Goal =
Omit the images, then output each of the records below exactly.

* Begin Listed entries *

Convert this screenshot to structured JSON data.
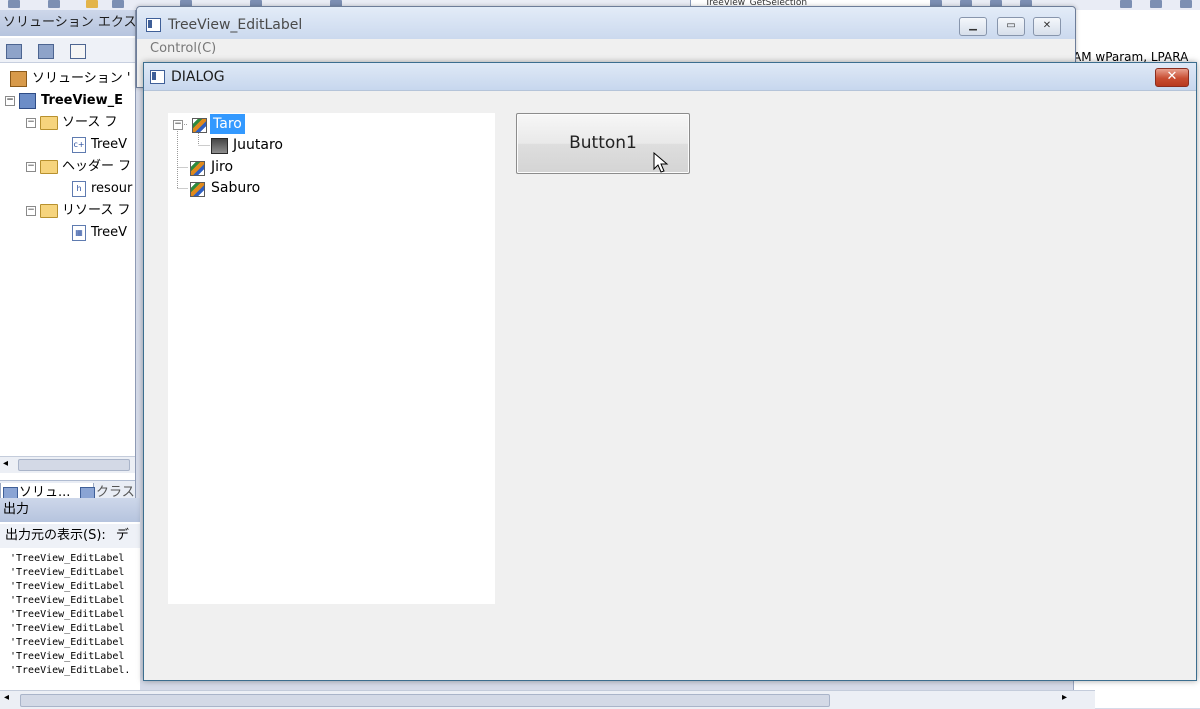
{
  "ide": {
    "toolbar_combo": "TreeView_GetSelection",
    "solution_explorer": {
      "title": "ソリューション エクス",
      "items": [
        {
          "label": "ソリューション '"
        },
        {
          "label": "TreeView_E"
        },
        {
          "label": "ソース フ"
        },
        {
          "label": "TreeV"
        },
        {
          "label": "ヘッダー フ"
        },
        {
          "label": "resour"
        },
        {
          "label": "リソース フ"
        },
        {
          "label": "TreeV"
        }
      ],
      "tabs": [
        {
          "label": "ソリュ..."
        },
        {
          "label": "クラス"
        }
      ]
    },
    "output": {
      "title": "出力",
      "source_label": "出力元の表示(S):",
      "source_value": "デ",
      "lines": [
        "'TreeView_EditLabel",
        "'TreeView_EditLabel",
        "'TreeView_EditLabel",
        "'TreeView_EditLabel",
        "'TreeView_EditLabel",
        "'TreeView_EditLabel",
        "'TreeView_EditLabel",
        "'TreeView_EditLabel",
        "'TreeView_EditLabel."
      ]
    },
    "code_fragment": "AM wParam, LPARA"
  },
  "main_window": {
    "title": "TreeView_EditLabel",
    "menu": [
      "Control(C)"
    ]
  },
  "dialog": {
    "title": "DIALOG",
    "tree": [
      {
        "label": "Taro",
        "icon": "pencil-icon",
        "selected": true
      },
      {
        "label": "Juutaro",
        "icon": "photo-icon",
        "selected": false
      },
      {
        "label": "Jiro",
        "icon": "pencil-icon",
        "selected": false
      },
      {
        "label": "Saburo",
        "icon": "pencil-icon",
        "selected": false
      }
    ],
    "button1": "Button1"
  },
  "colors": {
    "selection": "#3399ff",
    "close_button": "#c84d32",
    "title_bar": "#c7d7ee"
  }
}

* End Listed entries *

Answer in full =
Convert this screenshot to structured JSON data.
{
  "ide": {
    "toolbar_combo": "TreeView_GetSelection",
    "solution_explorer": {
      "title": "ソリューション エクス",
      "items": [
        {
          "label": "ソリューション '"
        },
        {
          "label": "TreeView_E"
        },
        {
          "label": "ソース フ"
        },
        {
          "label": "TreeV"
        },
        {
          "label": "ヘッダー フ"
        },
        {
          "label": "resour"
        },
        {
          "label": "リソース フ"
        },
        {
          "label": "TreeV"
        }
      ],
      "tabs": [
        {
          "label": "ソリュ..."
        },
        {
          "label": "クラス"
        }
      ]
    },
    "output": {
      "title": "出力",
      "source_label": "出力元の表示(S):",
      "source_value": "デ",
      "lines": [
        "'TreeView_EditLabel",
        "'TreeView_EditLabel",
        "'TreeView_EditLabel",
        "'TreeView_EditLabel",
        "'TreeView_EditLabel",
        "'TreeView_EditLabel",
        "'TreeView_EditLabel",
        "'TreeView_EditLabel",
        "'TreeView_EditLabel."
      ]
    },
    "code_fragment": "AM wParam, LPARA"
  },
  "main_window": {
    "title": "TreeView_EditLabel",
    "menu": [
      "Control(C)"
    ]
  },
  "dialog": {
    "title": "DIALOG",
    "tree": [
      {
        "label": "Taro",
        "icon": "pencil-icon",
        "selected": true
      },
      {
        "label": "Juutaro",
        "icon": "photo-icon",
        "selected": false
      },
      {
        "label": "Jiro",
        "icon": "pencil-icon",
        "selected": false
      },
      {
        "label": "Saburo",
        "icon": "pencil-icon",
        "selected": false
      }
    ],
    "button1": "Button1"
  },
  "colors": {
    "selection": "#3399ff",
    "close_button": "#c84d32",
    "title_bar": "#c7d7ee"
  }
}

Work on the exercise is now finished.